◆ WRITTEN TASK
What is the number of lines in the data holding the word "chevron"? Give that number by itself.

Dataset items:
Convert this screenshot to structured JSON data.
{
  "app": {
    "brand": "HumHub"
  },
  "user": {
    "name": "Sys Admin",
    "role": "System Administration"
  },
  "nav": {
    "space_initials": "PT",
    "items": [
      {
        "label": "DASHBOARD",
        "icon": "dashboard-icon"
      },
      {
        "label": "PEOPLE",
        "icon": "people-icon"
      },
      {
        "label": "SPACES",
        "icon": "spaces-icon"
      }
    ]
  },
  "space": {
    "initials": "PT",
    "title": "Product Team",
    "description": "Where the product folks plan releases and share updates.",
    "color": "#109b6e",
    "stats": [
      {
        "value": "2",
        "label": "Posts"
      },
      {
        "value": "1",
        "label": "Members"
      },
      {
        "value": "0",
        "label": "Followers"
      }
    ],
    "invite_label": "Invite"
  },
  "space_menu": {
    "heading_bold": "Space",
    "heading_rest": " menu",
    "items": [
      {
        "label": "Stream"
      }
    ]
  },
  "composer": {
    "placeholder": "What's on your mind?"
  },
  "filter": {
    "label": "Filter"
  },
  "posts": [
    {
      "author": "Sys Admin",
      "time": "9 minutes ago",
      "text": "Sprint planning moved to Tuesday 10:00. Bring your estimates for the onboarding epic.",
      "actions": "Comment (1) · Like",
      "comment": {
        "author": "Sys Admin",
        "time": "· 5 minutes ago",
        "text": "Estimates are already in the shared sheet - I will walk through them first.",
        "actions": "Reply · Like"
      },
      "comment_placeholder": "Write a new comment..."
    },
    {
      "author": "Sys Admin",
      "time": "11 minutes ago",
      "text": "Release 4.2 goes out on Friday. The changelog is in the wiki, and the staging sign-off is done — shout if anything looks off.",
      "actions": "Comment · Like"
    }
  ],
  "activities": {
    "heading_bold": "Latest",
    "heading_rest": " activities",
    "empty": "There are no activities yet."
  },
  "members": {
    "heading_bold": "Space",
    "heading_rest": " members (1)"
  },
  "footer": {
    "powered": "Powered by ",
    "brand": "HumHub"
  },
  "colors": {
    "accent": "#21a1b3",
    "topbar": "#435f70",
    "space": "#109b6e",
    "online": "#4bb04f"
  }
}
--
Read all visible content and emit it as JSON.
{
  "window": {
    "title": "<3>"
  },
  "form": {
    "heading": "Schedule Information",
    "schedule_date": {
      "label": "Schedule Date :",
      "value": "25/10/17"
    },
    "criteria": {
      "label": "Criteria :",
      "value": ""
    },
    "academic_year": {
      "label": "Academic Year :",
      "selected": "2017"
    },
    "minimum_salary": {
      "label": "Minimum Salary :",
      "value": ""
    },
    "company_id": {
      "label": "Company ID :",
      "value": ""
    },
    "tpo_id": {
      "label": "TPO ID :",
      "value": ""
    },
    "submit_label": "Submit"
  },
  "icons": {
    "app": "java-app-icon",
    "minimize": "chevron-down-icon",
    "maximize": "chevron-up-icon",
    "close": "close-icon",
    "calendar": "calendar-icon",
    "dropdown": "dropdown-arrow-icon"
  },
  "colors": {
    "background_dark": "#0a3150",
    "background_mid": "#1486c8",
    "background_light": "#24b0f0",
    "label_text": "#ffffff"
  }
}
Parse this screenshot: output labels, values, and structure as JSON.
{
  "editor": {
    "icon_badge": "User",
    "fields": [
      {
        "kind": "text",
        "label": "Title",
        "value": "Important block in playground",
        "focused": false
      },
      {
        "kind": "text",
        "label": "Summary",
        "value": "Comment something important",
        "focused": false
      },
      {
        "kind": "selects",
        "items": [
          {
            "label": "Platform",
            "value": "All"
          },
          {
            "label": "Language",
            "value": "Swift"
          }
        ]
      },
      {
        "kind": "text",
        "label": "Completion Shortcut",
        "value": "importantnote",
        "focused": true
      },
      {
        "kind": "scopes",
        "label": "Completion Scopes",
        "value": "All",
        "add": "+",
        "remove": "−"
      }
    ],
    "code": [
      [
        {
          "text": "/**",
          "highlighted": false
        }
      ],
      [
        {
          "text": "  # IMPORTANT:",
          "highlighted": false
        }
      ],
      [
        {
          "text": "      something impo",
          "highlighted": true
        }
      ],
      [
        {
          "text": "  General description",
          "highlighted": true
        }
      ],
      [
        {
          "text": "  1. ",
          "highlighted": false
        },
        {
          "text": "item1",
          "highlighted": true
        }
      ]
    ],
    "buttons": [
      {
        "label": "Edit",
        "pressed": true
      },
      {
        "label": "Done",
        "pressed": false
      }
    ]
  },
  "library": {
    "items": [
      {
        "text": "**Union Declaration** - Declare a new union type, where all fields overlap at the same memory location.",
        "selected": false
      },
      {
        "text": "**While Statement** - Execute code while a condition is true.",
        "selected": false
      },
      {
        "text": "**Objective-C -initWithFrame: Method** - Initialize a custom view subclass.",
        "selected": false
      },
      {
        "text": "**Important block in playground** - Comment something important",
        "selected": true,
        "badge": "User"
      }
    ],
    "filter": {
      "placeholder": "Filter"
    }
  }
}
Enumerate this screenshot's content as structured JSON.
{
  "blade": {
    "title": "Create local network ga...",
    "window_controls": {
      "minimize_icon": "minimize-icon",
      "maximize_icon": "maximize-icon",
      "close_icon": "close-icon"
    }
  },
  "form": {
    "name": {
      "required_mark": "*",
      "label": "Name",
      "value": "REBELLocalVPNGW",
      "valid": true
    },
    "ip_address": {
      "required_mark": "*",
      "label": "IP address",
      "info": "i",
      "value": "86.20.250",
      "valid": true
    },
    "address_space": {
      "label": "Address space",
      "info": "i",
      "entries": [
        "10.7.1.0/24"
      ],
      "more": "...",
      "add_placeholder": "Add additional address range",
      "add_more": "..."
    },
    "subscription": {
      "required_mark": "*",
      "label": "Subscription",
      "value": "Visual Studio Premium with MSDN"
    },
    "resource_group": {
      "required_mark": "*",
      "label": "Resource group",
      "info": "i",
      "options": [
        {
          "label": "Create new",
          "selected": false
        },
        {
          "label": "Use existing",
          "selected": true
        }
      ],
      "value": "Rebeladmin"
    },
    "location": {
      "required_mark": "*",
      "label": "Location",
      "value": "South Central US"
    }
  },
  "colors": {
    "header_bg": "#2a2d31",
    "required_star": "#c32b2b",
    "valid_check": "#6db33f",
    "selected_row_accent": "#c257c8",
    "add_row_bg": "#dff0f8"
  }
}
* * *
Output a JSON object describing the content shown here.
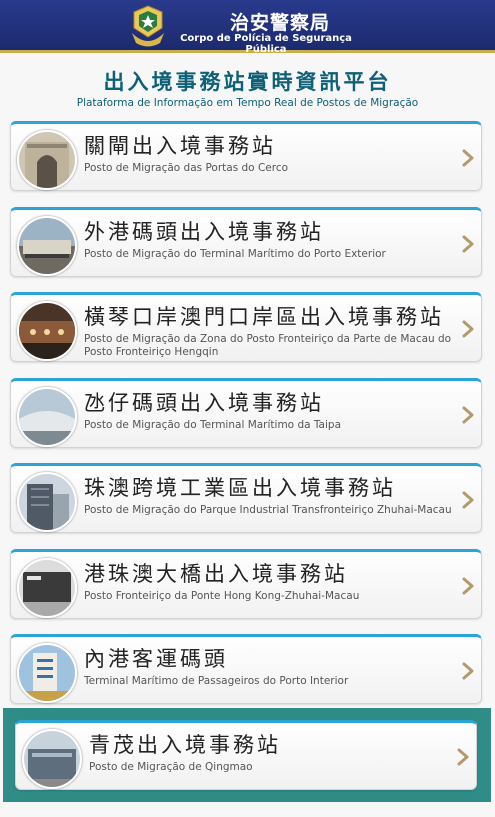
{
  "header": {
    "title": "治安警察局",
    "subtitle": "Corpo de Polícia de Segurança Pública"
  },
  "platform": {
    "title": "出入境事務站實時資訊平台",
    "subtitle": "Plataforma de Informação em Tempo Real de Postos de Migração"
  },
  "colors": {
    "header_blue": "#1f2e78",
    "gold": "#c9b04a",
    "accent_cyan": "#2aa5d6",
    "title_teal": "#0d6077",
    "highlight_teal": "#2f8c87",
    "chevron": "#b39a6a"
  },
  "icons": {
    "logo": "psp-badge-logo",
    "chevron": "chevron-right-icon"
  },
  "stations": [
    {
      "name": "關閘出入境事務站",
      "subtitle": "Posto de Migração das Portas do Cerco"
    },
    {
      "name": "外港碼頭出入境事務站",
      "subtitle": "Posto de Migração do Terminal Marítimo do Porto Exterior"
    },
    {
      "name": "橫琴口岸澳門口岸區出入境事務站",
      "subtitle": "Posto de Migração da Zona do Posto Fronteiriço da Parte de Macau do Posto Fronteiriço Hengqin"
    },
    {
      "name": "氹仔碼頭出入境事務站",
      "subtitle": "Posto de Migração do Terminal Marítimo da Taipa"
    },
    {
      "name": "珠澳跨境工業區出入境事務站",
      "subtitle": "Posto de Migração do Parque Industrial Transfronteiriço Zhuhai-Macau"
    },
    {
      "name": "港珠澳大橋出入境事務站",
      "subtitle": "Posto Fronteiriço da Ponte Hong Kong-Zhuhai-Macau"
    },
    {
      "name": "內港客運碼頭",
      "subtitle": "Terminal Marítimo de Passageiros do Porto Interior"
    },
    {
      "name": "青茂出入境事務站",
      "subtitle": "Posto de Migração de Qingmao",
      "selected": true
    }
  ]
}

◆ EXERCISE RESPONSE
4